_Data to use:_
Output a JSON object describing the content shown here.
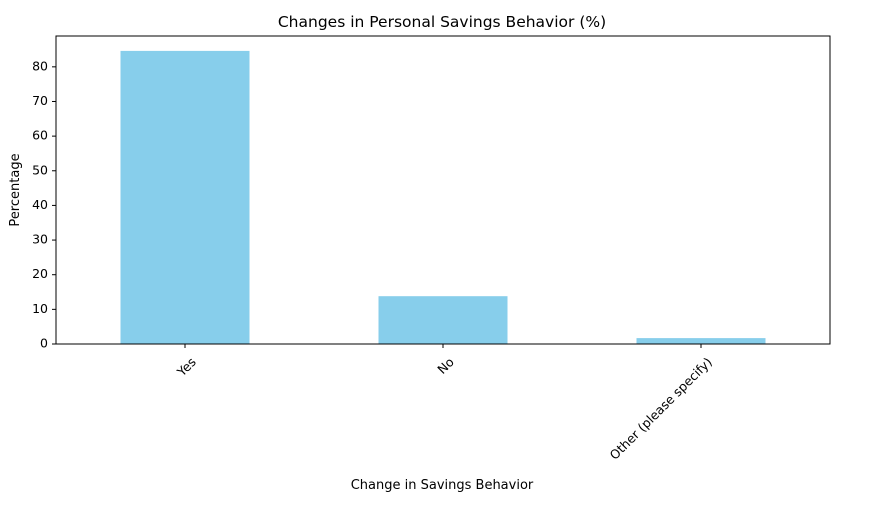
{
  "chart_data": {
    "type": "bar",
    "title": "Changes in Personal Savings Behavior (%)",
    "xlabel": "Change in Savings Behavior",
    "ylabel": "Percentage",
    "categories": [
      "Yes",
      "No",
      "Other (please specify)"
    ],
    "values": [
      84.6,
      13.8,
      1.7
    ],
    "ylim": [
      0,
      88.9
    ],
    "yticks": [
      "0",
      "10",
      "20",
      "30",
      "40",
      "50",
      "60",
      "70",
      "80"
    ],
    "bar_color": "#87CEEB",
    "grid": false,
    "legend": "none"
  }
}
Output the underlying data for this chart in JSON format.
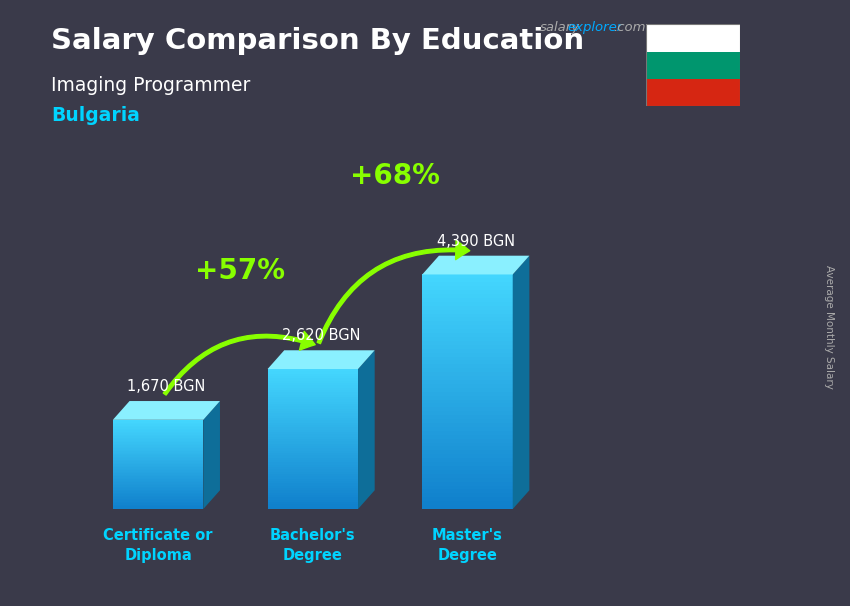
{
  "title": "Salary Comparison By Education",
  "subtitle": "Imaging Programmer",
  "country": "Bulgaria",
  "categories": [
    "Certificate or\nDiploma",
    "Bachelor's\nDegree",
    "Master's\nDegree"
  ],
  "values": [
    1670,
    2620,
    4390
  ],
  "value_labels": [
    "1,670 BGN",
    "2,620 BGN",
    "4,390 BGN"
  ],
  "pct_labels": [
    "+57%",
    "+68%"
  ],
  "bar_front_color": "#29c5f6",
  "bar_top_color": "#7de8ff",
  "bar_side_color": "#1a8ab0",
  "bg_color": "#3a3a4a",
  "title_color": "#ffffff",
  "subtitle_color": "#ffffff",
  "country_color": "#00d4ff",
  "category_color": "#00d4ff",
  "value_label_color": "#ffffff",
  "pct_color": "#88ff00",
  "arrow_color": "#88ff00",
  "ylabel": "Average Monthly Salary",
  "flag_white": "#ffffff",
  "flag_green": "#00966E",
  "flag_red": "#D62612",
  "website_salary_color": "#aaaaaa",
  "website_explorer_color": "#00aaff",
  "website_dotcom_color": "#aaaaaa",
  "figsize": [
    8.5,
    6.06
  ],
  "dpi": 100
}
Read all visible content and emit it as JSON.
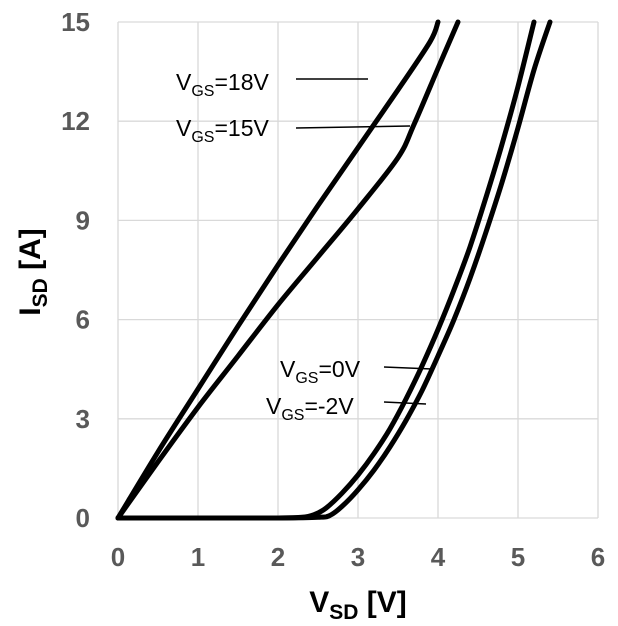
{
  "chart_data": {
    "type": "line",
    "xlabel": {
      "main": "V",
      "sub": "SD",
      "unit": " [V]"
    },
    "ylabel": {
      "main": "I",
      "sub": "SD",
      "unit": " [A]"
    },
    "xlim": [
      0,
      6
    ],
    "ylim": [
      0,
      15
    ],
    "xticks": [
      "0",
      "1",
      "2",
      "3",
      "4",
      "5",
      "6"
    ],
    "yticks": [
      "0",
      "3",
      "6",
      "9",
      "12",
      "15"
    ],
    "grid": true,
    "series": [
      {
        "name": "VGS=18V",
        "label": {
          "main": "V",
          "sub": "GS",
          "rest": "=18V"
        },
        "x": [
          0,
          0.5,
          1,
          1.5,
          2,
          2.5,
          3,
          3.5,
          3.9,
          4.0
        ],
        "y": [
          0,
          2.0,
          3.9,
          5.8,
          7.65,
          9.45,
          11.2,
          12.95,
          14.4,
          15
        ]
      },
      {
        "name": "VGS=15V",
        "label": {
          "main": "V",
          "sub": "GS",
          "rest": "=15V"
        },
        "x": [
          0,
          0.5,
          1,
          1.5,
          2,
          2.5,
          3,
          3.5,
          3.7,
          4.0,
          4.25
        ],
        "y": [
          0,
          1.7,
          3.35,
          4.9,
          6.45,
          7.9,
          9.35,
          10.9,
          11.9,
          13.6,
          15
        ]
      },
      {
        "name": "VGS=0V",
        "label": {
          "main": "V",
          "sub": "GS",
          "rest": "=0V"
        },
        "x": [
          0,
          1,
          2,
          2.3,
          2.45,
          2.6,
          2.8,
          3.0,
          3.2,
          3.4,
          3.6,
          3.8,
          4.0,
          4.2,
          4.4,
          4.6,
          4.8,
          5.0,
          5.2
        ],
        "y": [
          0,
          0,
          0,
          0.02,
          0.1,
          0.3,
          0.75,
          1.3,
          1.95,
          2.7,
          3.6,
          4.6,
          5.7,
          6.9,
          8.2,
          9.7,
          11.3,
          13.05,
          15
        ]
      },
      {
        "name": "VGS=-2V",
        "label": {
          "main": "V",
          "sub": "GS",
          "rest": "=-2V"
        },
        "x": [
          0,
          1,
          2,
          2.5,
          2.65,
          2.8,
          3.0,
          3.2,
          3.4,
          3.6,
          3.8,
          4.0,
          4.2,
          4.4,
          4.6,
          4.8,
          5.0,
          5.2,
          5.4
        ],
        "y": [
          0,
          0,
          0,
          0.02,
          0.08,
          0.35,
          0.85,
          1.45,
          2.15,
          2.95,
          3.85,
          4.9,
          6.0,
          7.25,
          8.65,
          10.15,
          11.8,
          13.55,
          15
        ]
      }
    ]
  }
}
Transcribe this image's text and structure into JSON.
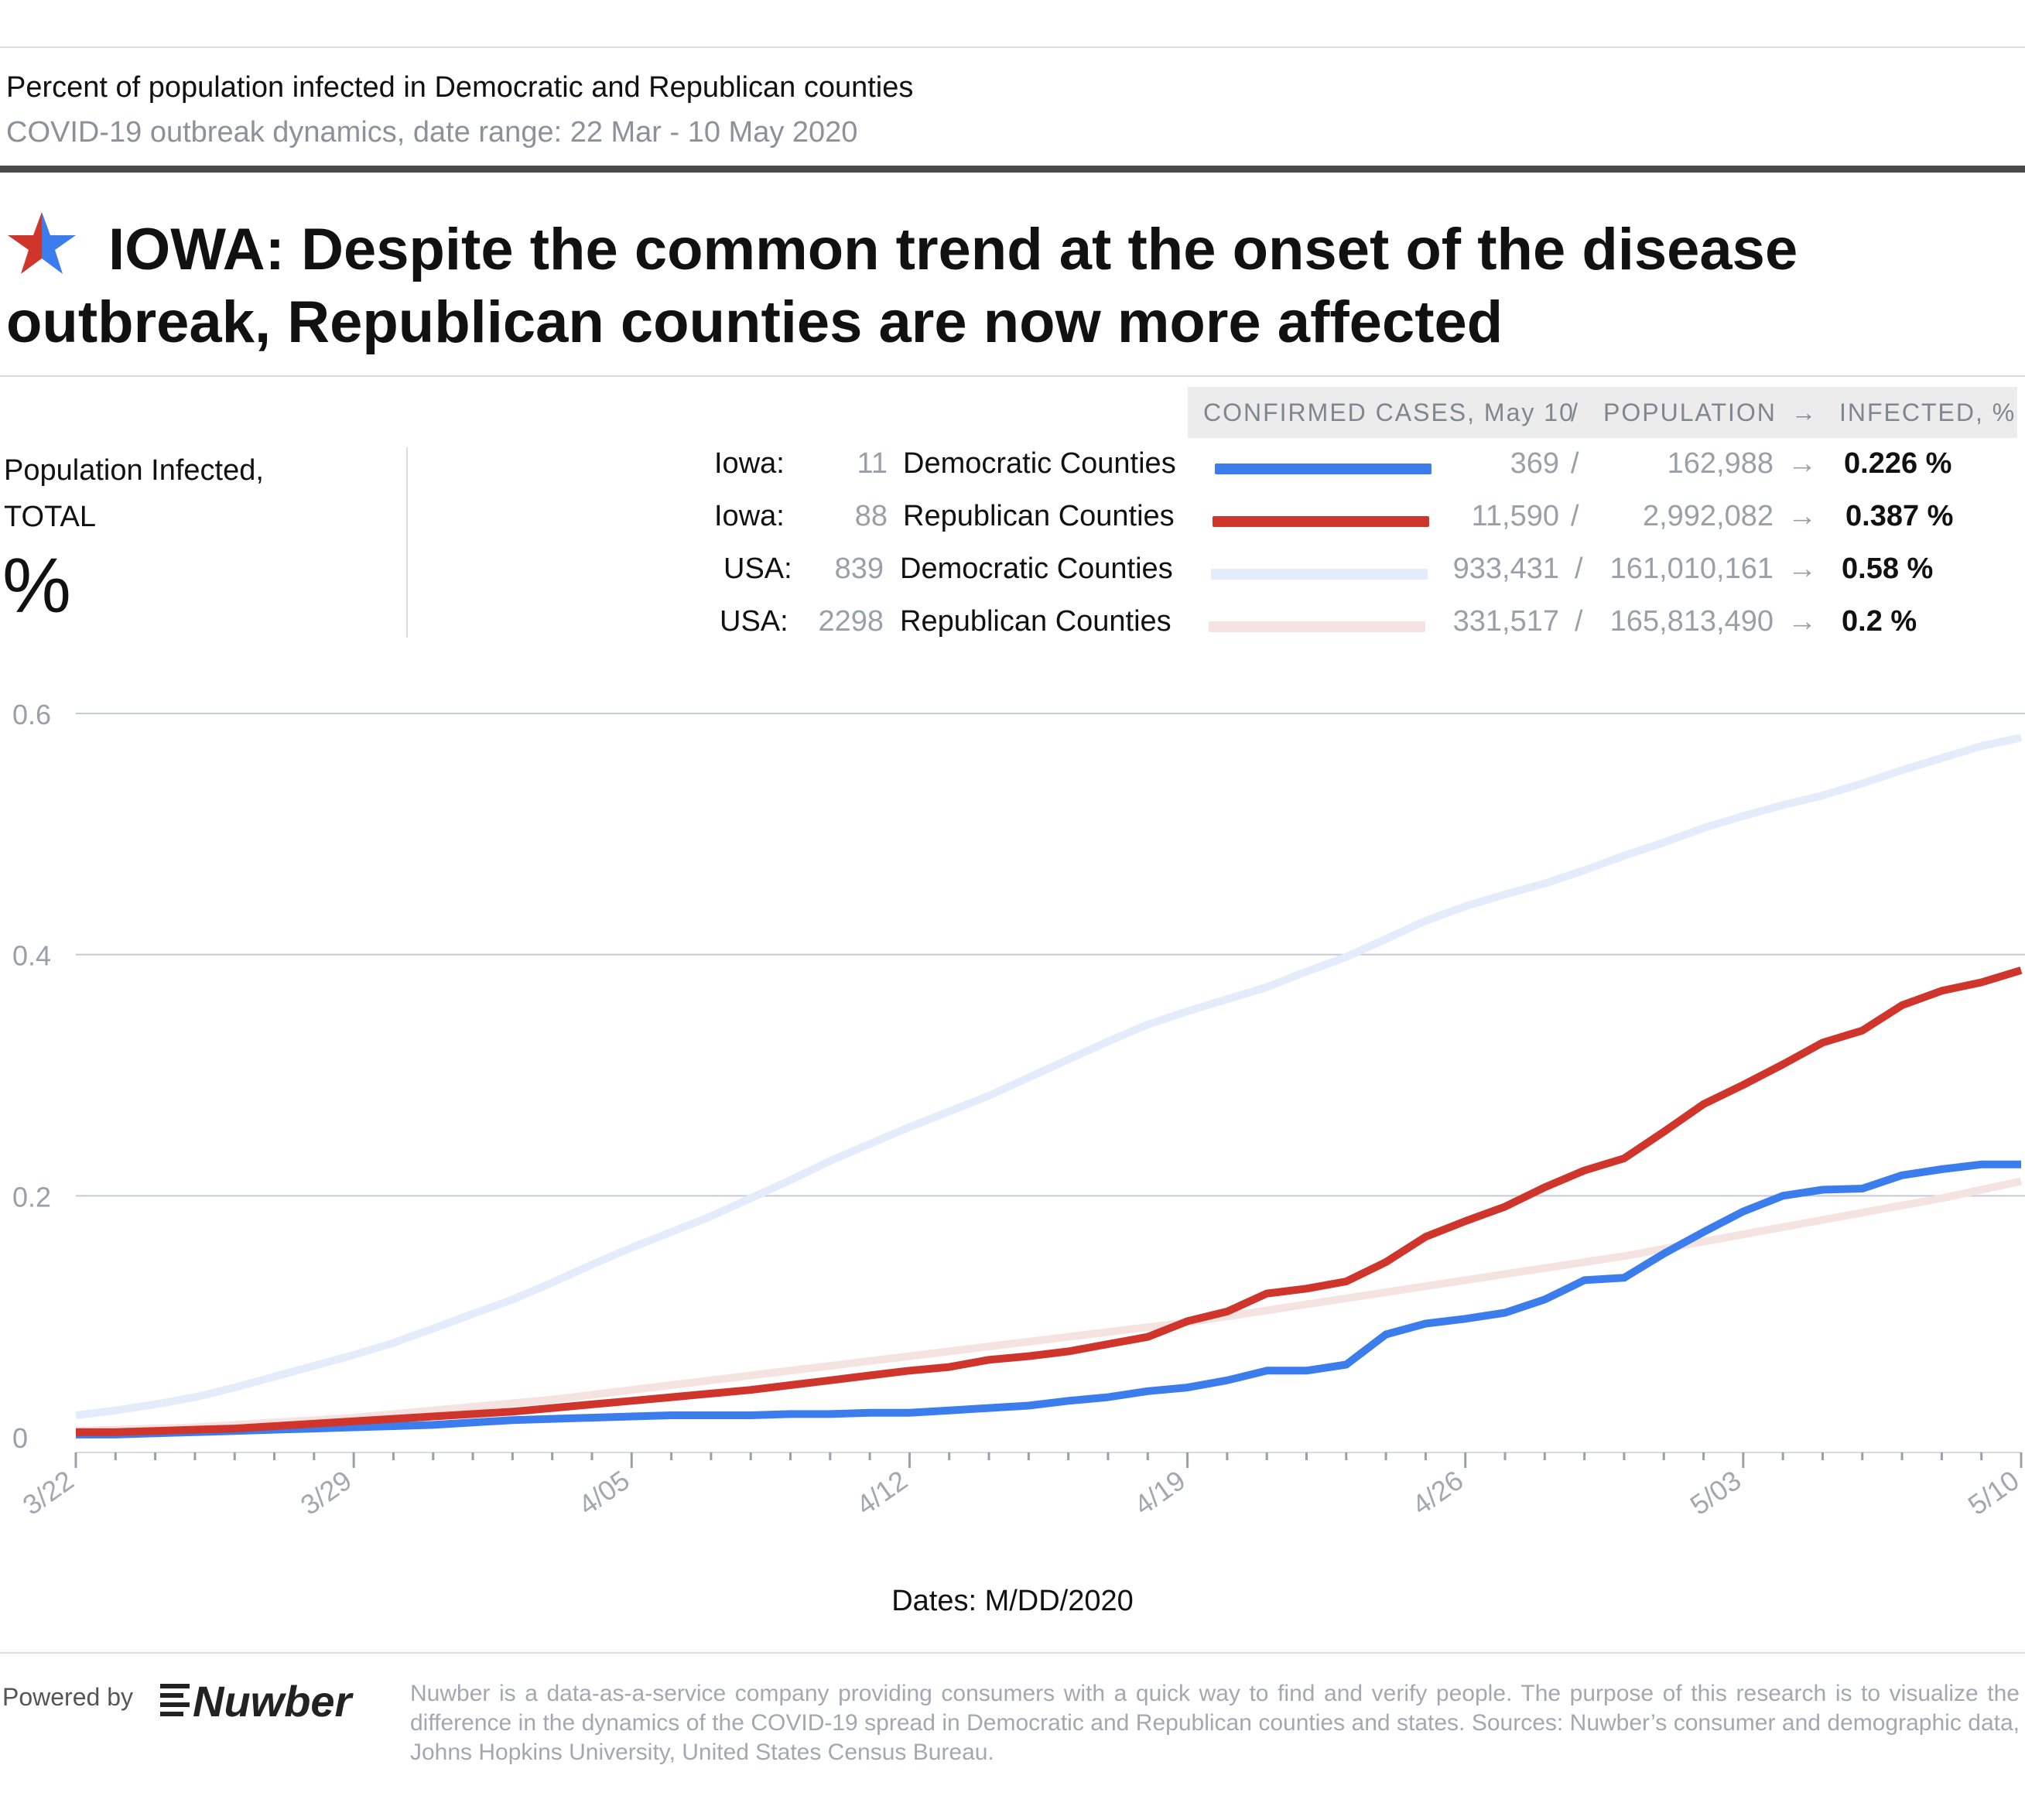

_Task instructions:_
Every record above should be written out again exactly; the pictures stay out of the copy.

_Answer to this problem:_
Output a JSON object describing the content shown here.
{
  "chart_data": {
    "type": "bar",
    "title": "Changes in Personal Savings Behavior (%)",
    "xlabel": "Change in Savings Behavior",
    "ylabel": "Percentage",
    "categories": [
      "Yes",
      "No",
      "Other (please specify)"
    ],
    "values": [
      84.6,
      13.8,
      1.7
    ],
    "ylim": [
      0,
      88.9
    ],
    "yticks": [
      "0",
      "10",
      "20",
      "30",
      "40",
      "50",
      "60",
      "70",
      "80"
    ],
    "bar_color": "#87CEEB",
    "grid": false,
    "legend": "none"
  }
}
Output the underlying data for this chart in JSON format.
{
  "title": "Salary Comparison By Education",
  "subtitle": "Imaging Programmer",
  "country": "Bulgaria",
  "categories": [
    "Certificate or\nDiploma",
    "Bachelor's\nDegree",
    "Master's\nDegree"
  ],
  "values": [
    1670,
    2620,
    4390
  ],
  "value_labels": [
    "1,670 BGN",
    "2,620 BGN",
    "4,390 BGN"
  ],
  "pct_labels": [
    "+57%",
    "+68%"
  ],
  "bar_front_color": "#29c5f6",
  "bar_top_color": "#7de8ff",
  "bar_side_color": "#1a8ab0",
  "bg_color": "#3a3a4a",
  "title_color": "#ffffff",
  "subtitle_color": "#ffffff",
  "country_color": "#00d4ff",
  "category_color": "#00d4ff",
  "value_label_color": "#ffffff",
  "pct_color": "#88ff00",
  "arrow_color": "#88ff00",
  "ylabel": "Average Monthly Salary",
  "flag_white": "#ffffff",
  "flag_green": "#00966E",
  "flag_red": "#D62612",
  "website_salary_color": "#aaaaaa",
  "website_explorer_color": "#00aaff",
  "website_dotcom_color": "#aaaaaa",
  "figsize": [
    8.5,
    6.06
  ],
  "dpi": 100
}
Read all visible content and emit it as JSON.
{
  "chart_data": {
    "type": "line",
    "xlabel": {
      "main": "V",
      "sub": "SD",
      "unit": " [V]"
    },
    "ylabel": {
      "main": "I",
      "sub": "SD",
      "unit": " [A]"
    },
    "xlim": [
      0,
      6
    ],
    "ylim": [
      0,
      15
    ],
    "xticks": [
      "0",
      "1",
      "2",
      "3",
      "4",
      "5",
      "6"
    ],
    "yticks": [
      "0",
      "3",
      "6",
      "9",
      "12",
      "15"
    ],
    "grid": true,
    "series": [
      {
        "name": "VGS=18V",
        "label": {
          "main": "V",
          "sub": "GS",
          "rest": "=18V"
        },
        "x": [
          0,
          0.5,
          1,
          1.5,
          2,
          2.5,
          3,
          3.5,
          3.9,
          4.0
        ],
        "y": [
          0,
          2.0,
          3.9,
          5.8,
          7.65,
          9.45,
          11.2,
          12.95,
          14.4,
          15
        ]
      },
      {
        "name": "VGS=15V",
        "label": {
          "main": "V",
          "sub": "GS",
          "rest": "=15V"
        },
        "x": [
          0,
          0.5,
          1,
          1.5,
          2,
          2.5,
          3,
          3.5,
          3.7,
          4.0,
          4.25
        ],
        "y": [
          0,
          1.7,
          3.35,
          4.9,
          6.45,
          7.9,
          9.35,
          10.9,
          11.9,
          13.6,
          15
        ]
      },
      {
        "name": "VGS=0V",
        "label": {
          "main": "V",
          "sub": "GS",
          "rest": "=0V"
        },
        "x": [
          0,
          1,
          2,
          2.3,
          2.45,
          2.6,
          2.8,
          3.0,
          3.2,
          3.4,
          3.6,
          3.8,
          4.0,
          4.2,
          4.4,
          4.6,
          4.8,
          5.0,
          5.2
        ],
        "y": [
          0,
          0,
          0,
          0.02,
          0.1,
          0.3,
          0.75,
          1.3,
          1.95,
          2.7,
          3.6,
          4.6,
          5.7,
          6.9,
          8.2,
          9.7,
          11.3,
          13.05,
          15
        ]
      },
      {
        "name": "VGS=-2V",
        "label": {
          "main": "V",
          "sub": "GS",
          "rest": "=-2V"
        },
        "x": [
          0,
          1,
          2,
          2.5,
          2.65,
          2.8,
          3.0,
          3.2,
          3.4,
          3.6,
          3.8,
          4.0,
          4.2,
          4.4,
          4.6,
          4.8,
          5.0,
          5.2,
          5.4
        ],
        "y": [
          0,
          0,
          0,
          0.02,
          0.08,
          0.35,
          0.85,
          1.45,
          2.15,
          2.95,
          3.85,
          4.9,
          6.0,
          7.25,
          8.65,
          10.15,
          11.8,
          13.55,
          15
        ]
      }
    ]
  }
}
Transcribe this image's text and structure into JSON.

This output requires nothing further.